- Records
..........

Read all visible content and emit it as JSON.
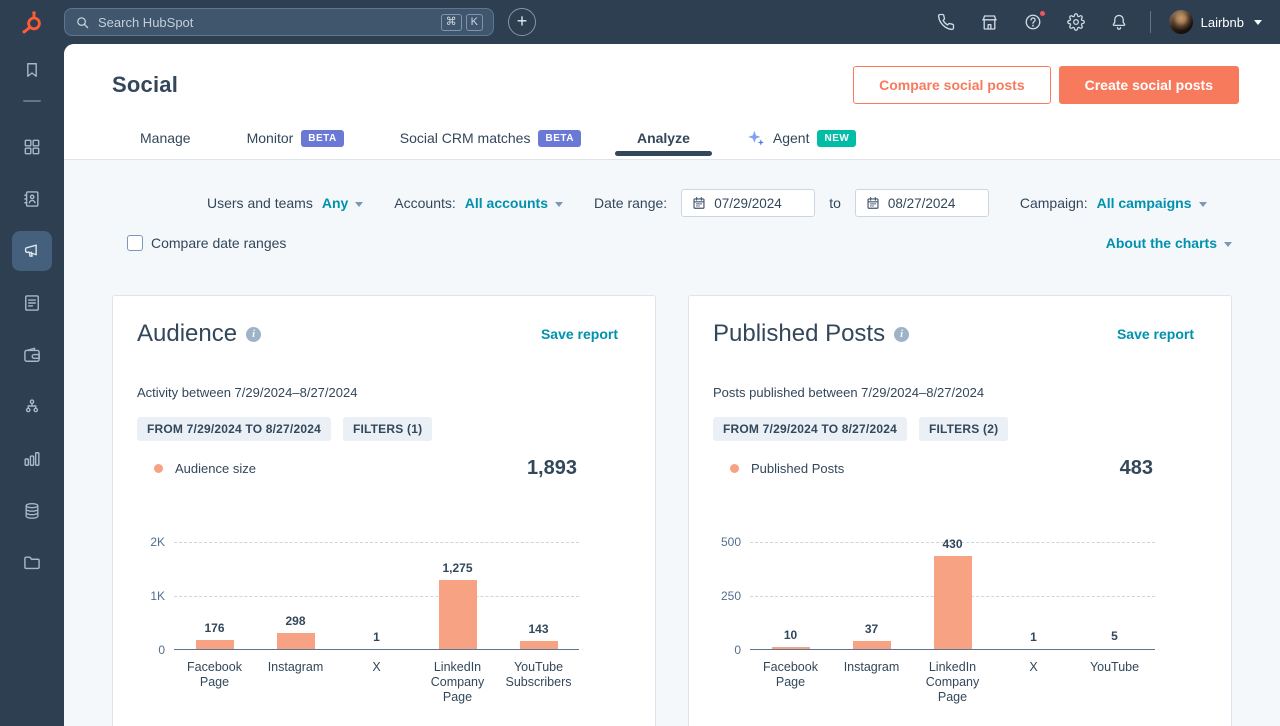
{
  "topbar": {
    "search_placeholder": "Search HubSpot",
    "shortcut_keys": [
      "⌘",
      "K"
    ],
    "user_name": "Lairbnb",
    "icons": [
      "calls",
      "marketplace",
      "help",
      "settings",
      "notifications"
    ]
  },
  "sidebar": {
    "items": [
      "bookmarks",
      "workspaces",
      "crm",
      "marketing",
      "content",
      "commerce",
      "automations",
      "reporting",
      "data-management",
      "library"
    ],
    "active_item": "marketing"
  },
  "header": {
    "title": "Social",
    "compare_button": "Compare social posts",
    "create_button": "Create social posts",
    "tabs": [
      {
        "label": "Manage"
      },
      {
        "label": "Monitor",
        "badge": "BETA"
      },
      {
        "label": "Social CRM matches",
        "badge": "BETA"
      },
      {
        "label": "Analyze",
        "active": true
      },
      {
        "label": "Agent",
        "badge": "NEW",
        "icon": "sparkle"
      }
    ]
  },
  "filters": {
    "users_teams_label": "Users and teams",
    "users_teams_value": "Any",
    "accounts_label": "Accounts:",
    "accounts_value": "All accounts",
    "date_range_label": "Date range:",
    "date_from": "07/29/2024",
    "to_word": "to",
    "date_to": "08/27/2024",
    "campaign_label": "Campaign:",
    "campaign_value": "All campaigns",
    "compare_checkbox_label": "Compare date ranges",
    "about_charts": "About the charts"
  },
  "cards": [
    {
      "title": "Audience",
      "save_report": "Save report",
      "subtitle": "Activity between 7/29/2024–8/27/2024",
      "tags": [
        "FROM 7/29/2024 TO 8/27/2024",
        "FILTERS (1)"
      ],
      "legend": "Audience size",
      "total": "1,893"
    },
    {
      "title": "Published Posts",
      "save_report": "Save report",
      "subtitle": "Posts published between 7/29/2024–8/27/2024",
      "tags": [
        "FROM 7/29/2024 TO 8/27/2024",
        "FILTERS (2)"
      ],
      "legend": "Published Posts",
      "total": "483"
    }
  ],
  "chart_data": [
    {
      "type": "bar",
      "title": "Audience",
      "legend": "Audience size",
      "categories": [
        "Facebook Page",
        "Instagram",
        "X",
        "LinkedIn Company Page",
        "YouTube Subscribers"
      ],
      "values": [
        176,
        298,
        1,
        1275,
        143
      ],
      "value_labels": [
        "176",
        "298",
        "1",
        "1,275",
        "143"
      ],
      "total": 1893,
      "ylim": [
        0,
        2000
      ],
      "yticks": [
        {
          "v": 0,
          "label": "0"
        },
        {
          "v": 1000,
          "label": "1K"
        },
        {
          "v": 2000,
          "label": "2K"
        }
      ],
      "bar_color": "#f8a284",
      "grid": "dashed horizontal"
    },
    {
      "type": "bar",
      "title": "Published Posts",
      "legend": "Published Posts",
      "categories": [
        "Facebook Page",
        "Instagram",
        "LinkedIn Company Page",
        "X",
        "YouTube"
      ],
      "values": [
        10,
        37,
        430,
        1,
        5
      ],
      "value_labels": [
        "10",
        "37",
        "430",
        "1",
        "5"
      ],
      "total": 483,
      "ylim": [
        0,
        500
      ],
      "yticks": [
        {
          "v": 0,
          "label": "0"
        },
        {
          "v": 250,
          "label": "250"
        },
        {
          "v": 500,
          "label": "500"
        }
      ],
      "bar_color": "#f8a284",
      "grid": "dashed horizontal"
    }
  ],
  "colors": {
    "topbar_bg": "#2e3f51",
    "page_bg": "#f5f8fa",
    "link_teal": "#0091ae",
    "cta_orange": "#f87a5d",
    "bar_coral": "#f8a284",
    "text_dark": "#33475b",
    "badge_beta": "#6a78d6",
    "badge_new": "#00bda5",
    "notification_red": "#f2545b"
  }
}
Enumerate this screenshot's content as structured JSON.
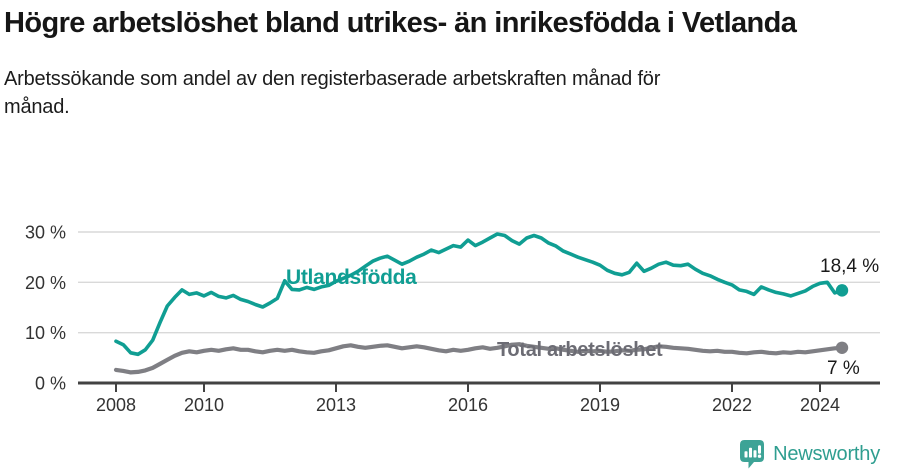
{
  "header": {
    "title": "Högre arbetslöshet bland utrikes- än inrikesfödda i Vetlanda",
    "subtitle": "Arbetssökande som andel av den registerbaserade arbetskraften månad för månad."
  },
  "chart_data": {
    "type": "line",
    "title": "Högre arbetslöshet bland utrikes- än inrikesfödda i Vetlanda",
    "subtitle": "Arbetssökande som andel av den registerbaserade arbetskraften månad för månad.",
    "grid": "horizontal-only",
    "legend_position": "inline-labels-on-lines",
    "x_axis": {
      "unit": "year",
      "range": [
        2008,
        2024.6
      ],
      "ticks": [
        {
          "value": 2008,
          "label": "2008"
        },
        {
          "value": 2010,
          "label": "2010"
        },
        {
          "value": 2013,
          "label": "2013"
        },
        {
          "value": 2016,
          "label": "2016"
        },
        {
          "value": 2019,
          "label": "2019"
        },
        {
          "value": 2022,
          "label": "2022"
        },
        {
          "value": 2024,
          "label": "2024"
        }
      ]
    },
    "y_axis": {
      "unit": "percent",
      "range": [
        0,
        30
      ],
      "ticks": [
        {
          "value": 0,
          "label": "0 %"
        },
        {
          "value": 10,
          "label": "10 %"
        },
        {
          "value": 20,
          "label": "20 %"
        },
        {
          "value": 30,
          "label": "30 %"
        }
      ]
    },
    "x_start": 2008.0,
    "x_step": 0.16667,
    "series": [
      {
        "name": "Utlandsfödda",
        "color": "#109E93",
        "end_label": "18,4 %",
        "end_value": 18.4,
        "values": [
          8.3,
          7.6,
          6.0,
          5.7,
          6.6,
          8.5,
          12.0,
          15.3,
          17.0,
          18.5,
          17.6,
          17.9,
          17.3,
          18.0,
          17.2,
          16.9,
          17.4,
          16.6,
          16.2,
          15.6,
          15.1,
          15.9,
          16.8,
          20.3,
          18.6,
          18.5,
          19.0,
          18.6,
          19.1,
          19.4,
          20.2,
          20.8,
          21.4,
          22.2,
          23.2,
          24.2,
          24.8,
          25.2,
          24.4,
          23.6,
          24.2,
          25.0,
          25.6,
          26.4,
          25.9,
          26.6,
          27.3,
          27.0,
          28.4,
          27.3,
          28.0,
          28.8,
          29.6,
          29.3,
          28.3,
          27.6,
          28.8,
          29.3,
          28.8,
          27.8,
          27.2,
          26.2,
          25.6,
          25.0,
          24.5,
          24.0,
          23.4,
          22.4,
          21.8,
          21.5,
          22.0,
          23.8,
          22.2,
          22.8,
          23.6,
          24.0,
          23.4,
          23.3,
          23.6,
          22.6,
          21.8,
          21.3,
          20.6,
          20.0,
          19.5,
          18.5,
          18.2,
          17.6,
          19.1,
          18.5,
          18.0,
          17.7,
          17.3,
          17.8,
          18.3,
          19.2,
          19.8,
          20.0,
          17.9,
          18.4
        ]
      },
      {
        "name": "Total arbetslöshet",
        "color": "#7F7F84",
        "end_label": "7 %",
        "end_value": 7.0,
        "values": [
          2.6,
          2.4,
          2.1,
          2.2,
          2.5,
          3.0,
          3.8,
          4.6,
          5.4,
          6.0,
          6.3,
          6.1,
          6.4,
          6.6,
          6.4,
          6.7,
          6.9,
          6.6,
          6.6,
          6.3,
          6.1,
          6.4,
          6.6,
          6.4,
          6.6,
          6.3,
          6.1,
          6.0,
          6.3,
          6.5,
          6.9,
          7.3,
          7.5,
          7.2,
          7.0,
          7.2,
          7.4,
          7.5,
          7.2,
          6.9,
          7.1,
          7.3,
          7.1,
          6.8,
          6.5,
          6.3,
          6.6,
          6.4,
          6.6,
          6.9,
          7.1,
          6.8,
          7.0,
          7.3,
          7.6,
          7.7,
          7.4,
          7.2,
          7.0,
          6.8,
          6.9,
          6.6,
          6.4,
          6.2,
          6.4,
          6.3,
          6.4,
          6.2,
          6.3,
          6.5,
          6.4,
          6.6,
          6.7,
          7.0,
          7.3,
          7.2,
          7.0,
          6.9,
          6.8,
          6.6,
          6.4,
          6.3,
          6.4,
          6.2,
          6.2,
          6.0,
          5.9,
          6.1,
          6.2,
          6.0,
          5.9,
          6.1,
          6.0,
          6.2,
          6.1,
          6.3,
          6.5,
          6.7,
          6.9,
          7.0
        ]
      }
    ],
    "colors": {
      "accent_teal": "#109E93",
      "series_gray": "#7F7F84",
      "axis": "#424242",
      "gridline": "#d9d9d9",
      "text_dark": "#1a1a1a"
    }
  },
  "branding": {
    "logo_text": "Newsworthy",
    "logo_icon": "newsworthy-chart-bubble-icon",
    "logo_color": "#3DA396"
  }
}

..........

- Given instruction
Go through the data and gather every line that holds "subtitle".

- Response to the task
      "subtitle": "Activity between 7/29/2024–8/27/2024",
      "subtitle": "Posts published between 7/29/2024–8/27/2024",
    "subtitle": "Arbetssökande som andel av den registerbaserade arbetskraften månad för månad."
    "subtitle": "Arbetssökande som andel av den registerbaserade arbetskraften månad för månad.",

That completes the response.